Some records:
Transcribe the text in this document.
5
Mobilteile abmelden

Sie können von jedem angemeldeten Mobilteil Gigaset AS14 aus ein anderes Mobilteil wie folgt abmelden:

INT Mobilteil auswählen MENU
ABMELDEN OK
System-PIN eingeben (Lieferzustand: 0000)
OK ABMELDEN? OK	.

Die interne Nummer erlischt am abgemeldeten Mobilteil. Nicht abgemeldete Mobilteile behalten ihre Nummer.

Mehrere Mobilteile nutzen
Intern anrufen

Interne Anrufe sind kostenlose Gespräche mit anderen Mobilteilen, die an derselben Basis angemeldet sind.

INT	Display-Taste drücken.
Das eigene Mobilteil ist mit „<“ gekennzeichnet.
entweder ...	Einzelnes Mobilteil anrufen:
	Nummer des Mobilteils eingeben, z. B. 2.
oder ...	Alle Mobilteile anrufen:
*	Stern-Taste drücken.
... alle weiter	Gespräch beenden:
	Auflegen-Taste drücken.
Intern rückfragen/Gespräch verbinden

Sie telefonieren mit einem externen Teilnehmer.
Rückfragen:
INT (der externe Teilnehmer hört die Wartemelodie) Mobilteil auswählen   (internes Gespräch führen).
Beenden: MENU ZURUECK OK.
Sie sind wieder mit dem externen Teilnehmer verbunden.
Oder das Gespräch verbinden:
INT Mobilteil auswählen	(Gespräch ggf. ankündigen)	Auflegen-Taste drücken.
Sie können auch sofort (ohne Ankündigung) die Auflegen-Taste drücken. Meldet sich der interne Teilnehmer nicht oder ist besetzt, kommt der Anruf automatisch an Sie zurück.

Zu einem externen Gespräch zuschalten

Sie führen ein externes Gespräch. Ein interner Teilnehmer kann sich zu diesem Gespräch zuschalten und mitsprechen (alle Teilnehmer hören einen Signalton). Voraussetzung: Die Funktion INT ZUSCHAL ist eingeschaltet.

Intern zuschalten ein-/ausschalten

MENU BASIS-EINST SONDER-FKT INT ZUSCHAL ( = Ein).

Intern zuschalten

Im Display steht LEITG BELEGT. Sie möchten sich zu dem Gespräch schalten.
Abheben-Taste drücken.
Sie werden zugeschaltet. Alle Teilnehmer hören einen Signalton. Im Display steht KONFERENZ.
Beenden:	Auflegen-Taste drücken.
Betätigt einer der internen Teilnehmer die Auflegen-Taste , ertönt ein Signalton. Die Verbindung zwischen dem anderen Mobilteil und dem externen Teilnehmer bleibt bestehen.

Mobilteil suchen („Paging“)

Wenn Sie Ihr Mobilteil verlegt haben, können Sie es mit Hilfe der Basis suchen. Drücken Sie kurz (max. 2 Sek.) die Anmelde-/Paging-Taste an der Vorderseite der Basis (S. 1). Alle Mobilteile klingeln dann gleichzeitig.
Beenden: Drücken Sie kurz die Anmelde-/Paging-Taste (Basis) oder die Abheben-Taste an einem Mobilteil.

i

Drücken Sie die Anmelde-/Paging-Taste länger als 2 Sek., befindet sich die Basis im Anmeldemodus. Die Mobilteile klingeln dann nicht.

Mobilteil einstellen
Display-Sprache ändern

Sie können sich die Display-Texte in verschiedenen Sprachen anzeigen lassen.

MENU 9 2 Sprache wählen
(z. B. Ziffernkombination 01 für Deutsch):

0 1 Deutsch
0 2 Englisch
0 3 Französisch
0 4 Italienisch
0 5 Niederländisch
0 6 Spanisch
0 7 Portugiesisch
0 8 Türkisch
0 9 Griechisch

Goal:
Write out all of the records once more, exactly.

Full solution:
Transcribe the text in this document.
5
Mobilteile abmelden

Sie können von jedem angemeldeten Mobilteil Gigaset AS14 aus ein anderes Mobilteil wie folgt abmelden:

INT Mobilteil auswählen MENU
ABMELDEN OK
System-PIN eingeben (Lieferzustand: 0000)
OK ABMELDEN? OK	.

Die interne Nummer erlischt am abgemeldeten Mobilteil. Nicht abgemeldete Mobilteile behalten ihre Nummer.

Mehrere Mobilteile nutzen
Intern anrufen

Interne Anrufe sind kostenlose Gespräche mit anderen Mobilteilen, die an derselben Basis angemeldet sind.

INT	Display-Taste drücken.
Das eigene Mobilteil ist mit „<“ gekennzeichnet.
entweder ...	Einzelnes Mobilteil anrufen:
	Nummer des Mobilteils eingeben, z. B. 2.
oder ...	Alle Mobilteile anrufen:
*	Stern-Taste drücken.
... alle weiter	Gespräch beenden:
	Auflegen-Taste drücken.
Intern rückfragen/Gespräch verbinden

Sie telefonieren mit einem externen Teilnehmer.
Rückfragen:
INT (der externe Teilnehmer hört die Wartemelodie) Mobilteil auswählen   (internes Gespräch führen).
Beenden: MENU ZURUECK OK.
Sie sind wieder mit dem externen Teilnehmer verbunden.
Oder das Gespräch verbinden:
INT Mobilteil auswählen	(Gespräch ggf. ankündigen)	Auflegen-Taste drücken.
Sie können auch sofort (ohne Ankündigung) die Auflegen-Taste drücken. Meldet sich der interne Teilnehmer nicht oder ist besetzt, kommt der Anruf automatisch an Sie zurück.

Zu einem externen Gespräch zuschalten

Sie führen ein externes Gespräch. Ein interner Teilnehmer kann sich zu diesem Gespräch zuschalten und mitsprechen (alle Teilnehmer hören einen Signalton). Voraussetzung: Die Funktion INT ZUSCHAL ist eingeschaltet.

Intern zuschalten ein-/ausschalten

MENU BASIS-EINST SONDER-FKT INT ZUSCHAL ( = Ein).

Intern zuschalten

Im Display steht LEITG BELEGT. Sie möchten sich zu dem Gespräch schalten.
Abheben-Taste drücken.
Sie werden zugeschaltet. Alle Teilnehmer hören einen Signalton. Im Display steht KONFERENZ.
Beenden:	Auflegen-Taste drücken.
Betätigt einer der internen Teilnehmer die Auflegen-Taste , ertönt ein Signalton. Die Verbindung zwischen dem anderen Mobilteil und dem externen Teilnehmer bleibt bestehen.

Mobilteil suchen („Paging“)

Wenn Sie Ihr Mobilteil verlegt haben, können Sie es mit Hilfe der Basis suchen. Drücken Sie kurz (max. 2 Sek.) die Anmelde-/Paging-Taste an der Vorderseite der Basis (S. 1). Alle Mobilteile klingeln dann gleichzeitig.
Beenden: Drücken Sie kurz die Anmelde-/Paging-Taste (Basis) oder die Abheben-Taste an einem Mobilteil.

i

Drücken Sie die Anmelde-/Paging-Taste länger als 2 Sek., befindet sich die Basis im Anmeldemodus. Die Mobilteile klingeln dann nicht.

Mobilteil einstellen
Display-Sprache ändern

Sie können sich die Display-Texte in verschiedenen Sprachen anzeigen lassen.

MENU 9 2 Sprache wählen
(z. B. Ziffernkombination 01 für Deutsch):

0 1 Deutsch
0 2 Englisch
0 3 Französisch
0 4 Italienisch
0 5 Niederländisch
0 6 Spanisch
0 7 Portugiesisch
0 8 Türkisch
0 9 Griechisch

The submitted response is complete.